▶ _Short task_
The records should be repeated word for word, pictures excluded.

▶ _Items from a dataset_
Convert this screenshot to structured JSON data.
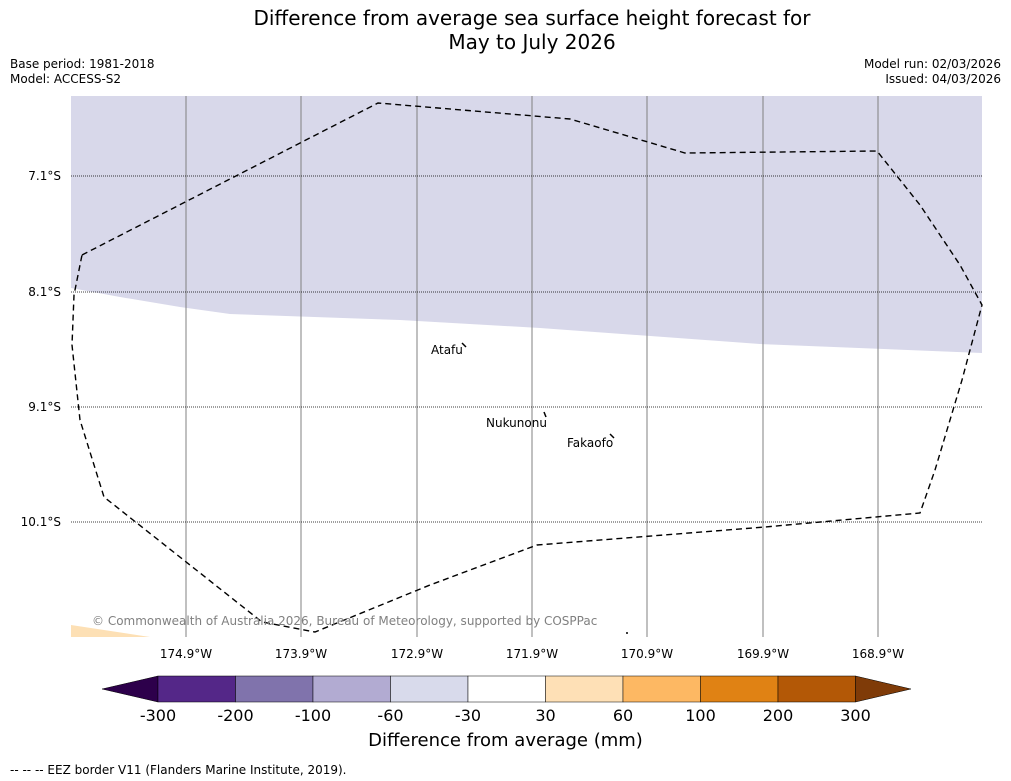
{
  "title_line1": "Difference from average sea surface height forecast for",
  "title_line2": "May to July 2026",
  "meta": {
    "base_period": "Base period: 1981-2018",
    "model": "Model: ACCESS-S2",
    "model_run": "Model run: 02/03/2026",
    "issued": "Issued: 04/03/2026"
  },
  "map": {
    "latitudes": [
      "7.1°S",
      "8.1°S",
      "9.1°S",
      "10.1°S"
    ],
    "longitudes": [
      "174.9°W",
      "173.9°W",
      "172.9°W",
      "171.9°W",
      "170.9°W",
      "169.9°W",
      "168.9°W"
    ],
    "places": [
      "Atafu",
      "Nukunonu",
      "Fakaofo"
    ],
    "copyright": "© Commonwealth of Australia 2026, Bureau of Meteorology, supported by COSPPac",
    "colors": {
      "band_minus60_minus30": "#d8d8ea",
      "band_30_60": "#fde0b5",
      "border": "#000000"
    }
  },
  "colorbar": {
    "ticks": [
      "-300",
      "-200",
      "-100",
      "-60",
      "-30",
      "30",
      "60",
      "100",
      "200",
      "300"
    ],
    "colors": [
      "#2d004b",
      "#542788",
      "#8073ac",
      "#b2abd2",
      "#d8daeb",
      "#ffffff",
      "#fee0b6",
      "#fdb863",
      "#e08214",
      "#b35806",
      "#7f3b08"
    ],
    "label": "Difference from average (mm)"
  },
  "footnote": "--  --  -- EEZ border V11 (Flanders Marine Institute, 2019)."
}
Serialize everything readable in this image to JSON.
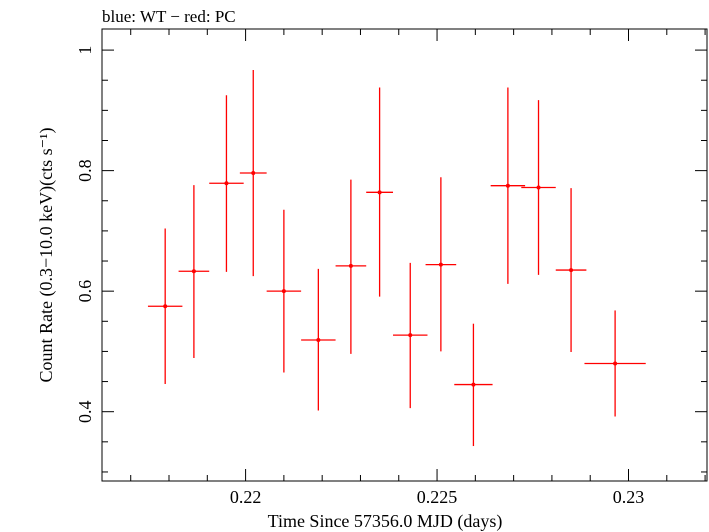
{
  "chart_data": {
    "type": "scatter",
    "title": "blue: WT − red: PC",
    "xlabel": "Time Since 57356.0 MJD (days)",
    "ylabel": "Count Rate (0.3−10.0 keV)(cts s⁻¹)",
    "xlim": [
      0.21625,
      0.23205
    ],
    "ylim": [
      0.285,
      1.035
    ],
    "x_ticks": [
      {
        "value": 0.22,
        "label": "0.22"
      },
      {
        "value": 0.225,
        "label": "0.225"
      },
      {
        "value": 0.23,
        "label": "0.23"
      }
    ],
    "y_ticks": [
      {
        "value": 0.4,
        "label": "0.4"
      },
      {
        "value": 0.6,
        "label": "0.6"
      },
      {
        "value": 0.8,
        "label": "0.8"
      },
      {
        "value": 1.0,
        "label": "1"
      }
    ],
    "x_minor_step": 0.001,
    "y_minor_step": 0.05,
    "series": [
      {
        "color": "#ff0000",
        "points": [
          {
            "x": 0.2179,
            "xerr": 0.00045,
            "y": 0.575,
            "y_low": 0.446,
            "y_high": 0.704
          },
          {
            "x": 0.21865,
            "xerr": 0.0004,
            "y": 0.633,
            "y_low": 0.489,
            "y_high": 0.776
          },
          {
            "x": 0.2195,
            "xerr": 0.00045,
            "y": 0.779,
            "y_low": 0.632,
            "y_high": 0.925
          },
          {
            "x": 0.2202,
            "xerr": 0.00035,
            "y": 0.796,
            "y_low": 0.625,
            "y_high": 0.967
          },
          {
            "x": 0.221,
            "xerr": 0.00045,
            "y": 0.6,
            "y_low": 0.465,
            "y_high": 0.735
          },
          {
            "x": 0.2219,
            "xerr": 0.00045,
            "y": 0.519,
            "y_low": 0.402,
            "y_high": 0.637
          },
          {
            "x": 0.22275,
            "xerr": 0.0004,
            "y": 0.642,
            "y_low": 0.496,
            "y_high": 0.785
          },
          {
            "x": 0.2235,
            "xerr": 0.00035,
            "y": 0.764,
            "y_low": 0.591,
            "y_high": 0.938
          },
          {
            "x": 0.2243,
            "xerr": 0.00045,
            "y": 0.527,
            "y_low": 0.406,
            "y_high": 0.647
          },
          {
            "x": 0.2251,
            "xerr": 0.0004,
            "y": 0.644,
            "y_low": 0.5,
            "y_high": 0.789
          },
          {
            "x": 0.22595,
            "xerr": 0.0005,
            "y": 0.445,
            "y_low": 0.343,
            "y_high": 0.546
          },
          {
            "x": 0.22685,
            "xerr": 0.00045,
            "y": 0.775,
            "y_low": 0.612,
            "y_high": 0.938
          },
          {
            "x": 0.22765,
            "xerr": 0.00045,
            "y": 0.772,
            "y_low": 0.627,
            "y_high": 0.917
          },
          {
            "x": 0.2285,
            "xerr": 0.0004,
            "y": 0.635,
            "y_low": 0.499,
            "y_high": 0.771
          },
          {
            "x": 0.22965,
            "xerr": 0.0008,
            "y": 0.48,
            "y_low": 0.392,
            "y_high": 0.568
          }
        ]
      }
    ]
  }
}
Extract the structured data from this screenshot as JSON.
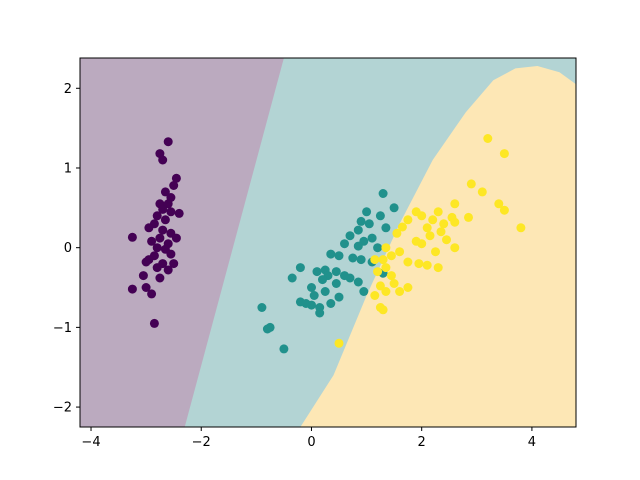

▶ _Answer_
Convert this screenshot to structured JSON data.
{
  "title_line1": "Difference from average sea surface height forecast for",
  "title_line2": "May to July 2026",
  "meta": {
    "base_period": "Base period: 1981-2018",
    "model": "Model: ACCESS-S2",
    "model_run": "Model run: 02/03/2026",
    "issued": "Issued: 04/03/2026"
  },
  "map": {
    "latitudes": [
      "7.1°S",
      "8.1°S",
      "9.1°S",
      "10.1°S"
    ],
    "longitudes": [
      "174.9°W",
      "173.9°W",
      "172.9°W",
      "171.9°W",
      "170.9°W",
      "169.9°W",
      "168.9°W"
    ],
    "places": [
      "Atafu",
      "Nukunonu",
      "Fakaofo"
    ],
    "copyright": "© Commonwealth of Australia 2026, Bureau of Meteorology, supported by COSPPac",
    "colors": {
      "band_minus60_minus30": "#d8d8ea",
      "band_30_60": "#fde0b5",
      "border": "#000000"
    }
  },
  "colorbar": {
    "ticks": [
      "-300",
      "-200",
      "-100",
      "-60",
      "-30",
      "30",
      "60",
      "100",
      "200",
      "300"
    ],
    "colors": [
      "#2d004b",
      "#542788",
      "#8073ac",
      "#b2abd2",
      "#d8daeb",
      "#ffffff",
      "#fee0b6",
      "#fdb863",
      "#e08214",
      "#b35806",
      "#7f3b08"
    ],
    "label": "Difference from average (mm)"
  },
  "footnote": "--  --  -- EEZ border V11 (Flanders Marine Institute, 2019)."
}
Serialize everything readable in this image to JSON.
{
  "chart_data": {
    "type": "scatter",
    "title": "blue: WT − red: PC",
    "xlabel": "Time Since 57356.0 MJD (days)",
    "ylabel": "Count Rate (0.3−10.0 keV)(cts s⁻¹)",
    "xlim": [
      0.21625,
      0.23205
    ],
    "ylim": [
      0.285,
      1.035
    ],
    "x_ticks": [
      {
        "value": 0.22,
        "label": "0.22"
      },
      {
        "value": 0.225,
        "label": "0.225"
      },
      {
        "value": 0.23,
        "label": "0.23"
      }
    ],
    "y_ticks": [
      {
        "value": 0.4,
        "label": "0.4"
      },
      {
        "value": 0.6,
        "label": "0.6"
      },
      {
        "value": 0.8,
        "label": "0.8"
      },
      {
        "value": 1.0,
        "label": "1"
      }
    ],
    "x_minor_step": 0.001,
    "y_minor_step": 0.05,
    "series": [
      {
        "color": "#ff0000",
        "points": [
          {
            "x": 0.2179,
            "xerr": 0.00045,
            "y": 0.575,
            "y_low": 0.446,
            "y_high": 0.704
          },
          {
            "x": 0.21865,
            "xerr": 0.0004,
            "y": 0.633,
            "y_low": 0.489,
            "y_high": 0.776
          },
          {
            "x": 0.2195,
            "xerr": 0.00045,
            "y": 0.779,
            "y_low": 0.632,
            "y_high": 0.925
          },
          {
            "x": 0.2202,
            "xerr": 0.00035,
            "y": 0.796,
            "y_low": 0.625,
            "y_high": 0.967
          },
          {
            "x": 0.221,
            "xerr": 0.00045,
            "y": 0.6,
            "y_low": 0.465,
            "y_high": 0.735
          },
          {
            "x": 0.2219,
            "xerr": 0.00045,
            "y": 0.519,
            "y_low": 0.402,
            "y_high": 0.637
          },
          {
            "x": 0.22275,
            "xerr": 0.0004,
            "y": 0.642,
            "y_low": 0.496,
            "y_high": 0.785
          },
          {
            "x": 0.2235,
            "xerr": 0.00035,
            "y": 0.764,
            "y_low": 0.591,
            "y_high": 0.938
          },
          {
            "x": 0.2243,
            "xerr": 0.00045,
            "y": 0.527,
            "y_low": 0.406,
            "y_high": 0.647
          },
          {
            "x": 0.2251,
            "xerr": 0.0004,
            "y": 0.644,
            "y_low": 0.5,
            "y_high": 0.789
          },
          {
            "x": 0.22595,
            "xerr": 0.0005,
            "y": 0.445,
            "y_low": 0.343,
            "y_high": 0.546
          },
          {
            "x": 0.22685,
            "xerr": 0.00045,
            "y": 0.775,
            "y_low": 0.612,
            "y_high": 0.938
          },
          {
            "x": 0.22765,
            "xerr": 0.00045,
            "y": 0.772,
            "y_low": 0.627,
            "y_high": 0.917
          },
          {
            "x": 0.2285,
            "xerr": 0.0004,
            "y": 0.635,
            "y_low": 0.499,
            "y_high": 0.771
          },
          {
            "x": 0.22965,
            "xerr": 0.0008,
            "y": 0.48,
            "y_low": 0.392,
            "y_high": 0.568
          }
        ]
      }
    ]
  }
}
Extract the structured data from this screenshot as JSON.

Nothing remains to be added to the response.